> [EXCERPT TO READ]
::::::::
Installation and usage are straightforward: install the gem, write simple Ruby scripts to control browser actions, and run these scripts to automate web interactions.
Watir-WebDriver integrates seamlessly with Selenium WebDriver, enhancing its capabilities with a more object-oriented and consistent syntax, although knowledge of Selenium is beneficial for advanced usage.
The tool’s flexibility is demonstrated through comprehensive support for various web elements and actions, from filling out forms and handling pop-ups to dealing with dynamic content and taking screenshots.

watir

Watir-WebDriver (Watir is short for Web Application Testing in Ruby) is a Ruby gem which allows you to automate your browser (make it click a button, submit a form, wait for some text to appear before continuing, and so on). With its help, a real user can be simulated, allowing you to automate the full stack testing of your web application.

Watir-WebDriver syntax is very clean and inspired by similar frameworks in other languages (Watij for Java and Watin for C#). It is also a well-maintened gem with over 68 releases.

Be aware that Watir (classic) and Watir-WebDriver (both separate Ruby gems) are not the same thing! Watir only supports Internet Explorer, while Watir-WebDriver supports Chrome, Firefox and Safari as well. Think of Watir-WebDriver as Watir 2.0, or as Watir (classic) + WebDriver + some additional features. WebDriver was started by Google to allow browser automation tools to get closer to simulating real user behavior. Even better, all major browser automation frameworks have implemented it.

Selenium 2.0, which is a major part of Watir-Webdriver, also describes itself with this simple formula: Selenium 1.0 + WebDriver = Selenium 2.0.

Let’s (Automatically) Fill Out This Ruby Survey!

Your job is to go to this web page (you can also download it from here, unzip it and replace the ‘browser.goto’ argument with the local path to the form.html file.) and fill it out automatically with Watir-WebDriver.

To get started, first install Watir-webdriver with gem install watir-webdriver. Also, make sure you have Firefox installed (we’ll be using it for this example).

Save the following into a new watir_script.rb file and run it:


require 'watir-webdriver'
browser = Watir::Browser.new :firefox # should open a new Firefox window
browser.goto 'http://nitrowriters.com/form/form.html' # or type the local path to your downloaded copy
browser.text_field(:id => 'my_text_field').set 'Yes!'
browser.textarea(:class => 'element textarea medium').set 'It was a long time ago, I do not remember'
browser.radio(:name => 'familiar_rails', :value => '1').click # yes, I'm very familiar
sleep 2 # puts the entire program to sleep for 2 seconds, so you can see the change
browser.radio(:name => 'familiar_rails', :value => '3').click # actually, just a bit...
browser.text_field(:name => 'favorite_1').set 'Yukihiro' # the creator of Ruby
browser.text_field(:id => 'favorite_2').set 'Matsumoto' # is my favorite Ruby person!
browser.checkbox(:index => 1).click # I like the TDD culture
browser.checkbox(:index => 2).click # And Matz!
::::::::
> [RECORDS PROVIDED]

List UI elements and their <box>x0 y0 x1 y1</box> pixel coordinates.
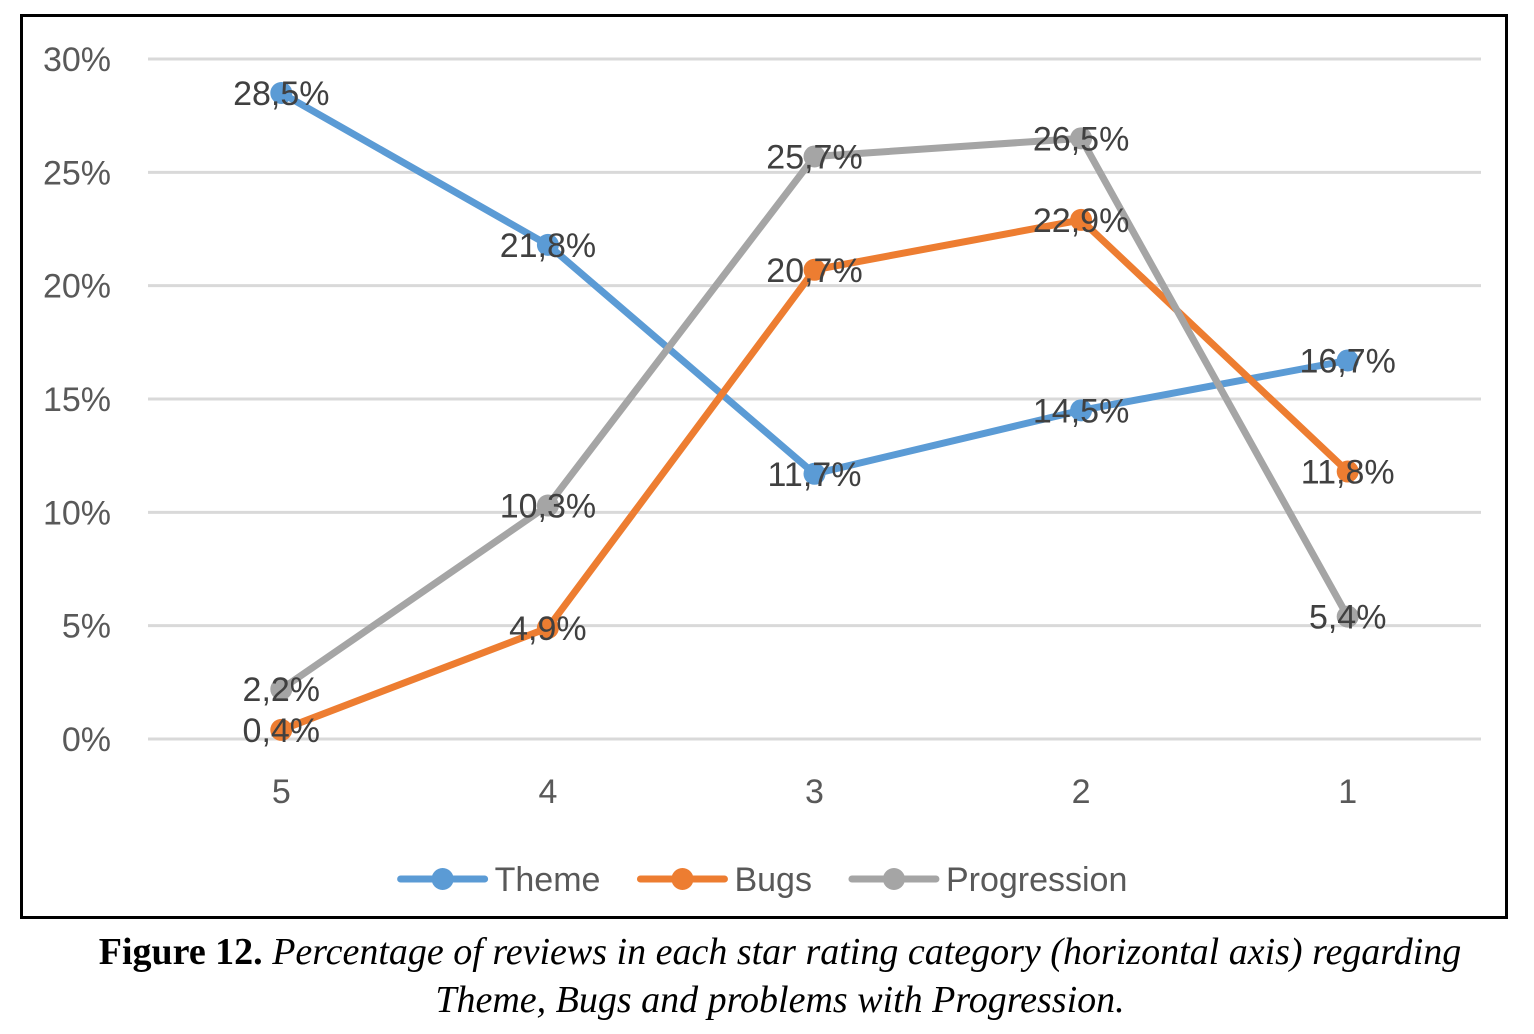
line-chart: 0% 5% 10% 15% 20% 25% 30% 5 4 3 2 1 28,5% 21,8% 11,7… <box>43 41 1481 899</box>
y-axis-ticks: 0% 5% 10% 15% 20% 25% 30% <box>43 41 111 759</box>
data-label-progression: 10,3% <box>500 488 596 526</box>
data-point-theme <box>1336 349 1359 372</box>
data-label-theme: 28,5% <box>233 75 329 113</box>
data-labels: 28,5% 21,8% 11,7% 14,5% 16,7% 0,4% 4,9% 20,7% 22… <box>233 75 1396 750</box>
data-point-bugs <box>1336 460 1359 483</box>
data-label-theme: 11,7% <box>768 456 862 494</box>
x-tick-label: 4 <box>538 773 557 811</box>
data-point-progression <box>270 678 293 701</box>
data-label-progression: 2,2% <box>243 671 321 709</box>
y-tick-label: 15% <box>43 381 111 419</box>
data-point-progression <box>536 494 559 517</box>
data-label-bugs: 20,7% <box>766 252 862 290</box>
legend-marker-theme <box>431 868 454 890</box>
y-tick-label: 20% <box>43 268 111 306</box>
x-tick-label: 5 <box>272 773 291 811</box>
legend-label-progression: Progression <box>946 861 1127 899</box>
y-tick-label: 0% <box>62 721 111 759</box>
y-tick-label: 30% <box>43 41 111 79</box>
data-label-bugs: 4,9% <box>509 610 587 648</box>
data-label-bugs: 11,8% <box>1301 454 1395 492</box>
figure-caption: Figure 12. Percentage of reviews in each… <box>40 928 1520 1024</box>
data-label-theme: 16,7% <box>1299 342 1395 380</box>
caption-label: Figure 12. <box>98 931 263 973</box>
x-tick-label: 3 <box>805 773 824 811</box>
x-tick-label: 1 <box>1338 773 1357 811</box>
y-tick-label: 25% <box>43 154 111 192</box>
data-point-bugs <box>1070 208 1093 231</box>
legend-marker-bugs <box>671 868 694 890</box>
legend-marker-progression <box>882 868 905 890</box>
chart-frame: 0% 5% 10% 15% 20% 25% 30% 5 4 3 2 1 28,5% 21,8% 11,7… <box>20 14 1508 919</box>
series-line-progression <box>277 134 1352 693</box>
series-lines <box>270 82 1359 741</box>
legend-label-bugs: Bugs <box>734 861 812 899</box>
legend-label-theme: Theme <box>495 861 601 899</box>
data-label-theme: 21,8% <box>500 227 596 265</box>
data-label-bugs: 22,9% <box>1033 202 1129 240</box>
x-axis-ticks: 5 4 3 2 1 <box>272 773 1357 811</box>
data-point-bugs <box>803 258 826 281</box>
data-point-bugs <box>536 616 559 639</box>
data-point-theme <box>270 82 293 104</box>
data-point-theme <box>536 233 559 256</box>
data-point-bugs <box>270 718 293 741</box>
data-label-bugs: 0,4% <box>243 712 321 750</box>
data-point-progression <box>803 145 826 168</box>
data-label-theme: 14,5% <box>1033 392 1129 430</box>
y-tick-label: 10% <box>43 494 111 532</box>
y-tick-label: 5% <box>62 608 111 646</box>
data-point-theme <box>1070 399 1093 422</box>
data-label-progression: 5,4% <box>1309 599 1387 637</box>
data-label-progression: 25,7% <box>766 138 862 176</box>
x-tick-label: 2 <box>1072 773 1091 811</box>
data-point-progression <box>1070 127 1093 150</box>
data-point-theme <box>803 462 826 485</box>
data-label-progression: 26,5% <box>1033 120 1129 158</box>
legend: Theme Bugs Progression <box>397 861 1127 899</box>
caption-text: Percentage of reviews in each star ratin… <box>262 931 1462 1021</box>
data-point-progression <box>1336 605 1359 628</box>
::::::::
> [WRITTEN TASK A] Rewrite the stretch of the Watir-WebDriver article from "Watir-WebDriver (Watir is" through "over 68 releases.", putting "readable" in place of "clean".
> [WRITTEN TASK B] Extend the Watir-WebDriver article onward from its final line.

> [WRITTEN ANSWER A]
Watir-WebDriver (Watir is short for Web Application Testing in Ruby) is a Ruby gem which allows you to automate your browser (make it click a button, submit a form, wait for some text to appear before continuing, and so on). With its help, a real user can be simulated, allowing you to automate the full stack testing of your web application.

Watir-WebDriver syntax is very readable and inspired by similar frameworks in other languages (Watij for Java and Watin for C#). It is also a well-maintened gem with over 68 releases.

> [WRITTEN ANSWER B]
sleep 2 # puts the entire program to sleep for 2 seconds, so you can see the change
browser.checkbox(:index => 1).click # Oh well, I like only Matz..
browser.select_list(:id => 'usage').select 'Less than a year'
browser.select_list(:id => 'usage').select_value '2' # Changed my mind
# Here I entered C:/watir.txt because I had such a file inside my C: directory. Please be sure
# to enter a valid path to a file, or your script will report 'No such file or directory' error
browser.file_field.set 'C:/watir.txt' # Change this path to any path to a local file on your computer
puts browser.p(:id => 'my_description').text

I highly recommend you don’t continue with this article until you’ve run this script successfully. There’s nothing more motivating than imagining the possibilities of how you can automate your browser after seeing your first Watir-WebDriver script in action. Read on after you’re done.

How a Real User Interacts With a Web Page

Go and open that web page again. Fill it in manually. Put any values you want in it. Finished? Good. Now, ask yourself: “How did I interact with this page? What did I do?” If you observe yourself carefully, you do 2 things when trying to interact with this or any other web page on the Internet:

a) Visually identify the part of the page you want to interact with (either a text box, a link, clicking on the title of a web page and so on).

b) Perform some action on that part of the page. Most of the time, you click on that part, but sometimes you also enter text. These 2 things are what you do 99% of the time: click (with your mouse) and type things (with your keyboard)

You cannot do b) without a). If you don’t visually identify what element you want to click on or type something in, then it’s pointless.

Previously, we’ve mentioned that Watir-WebDriver’s primary job is to simulate a real user. We know how a real web user interacts with a real web page (by observing ourselves filling out the form manually), so let’s take a look at how the above Watir-WebDriver script works.

Clean & Predictable Syntax

Do a quick analysis of the first 2 lines of the code:


require 'watir-webdriver'
browser = Watir::Browser.new :firefox

By running just the first 2 lines, a new browser window is launched. The second line is the equivalent of a real user opening a Firefox window.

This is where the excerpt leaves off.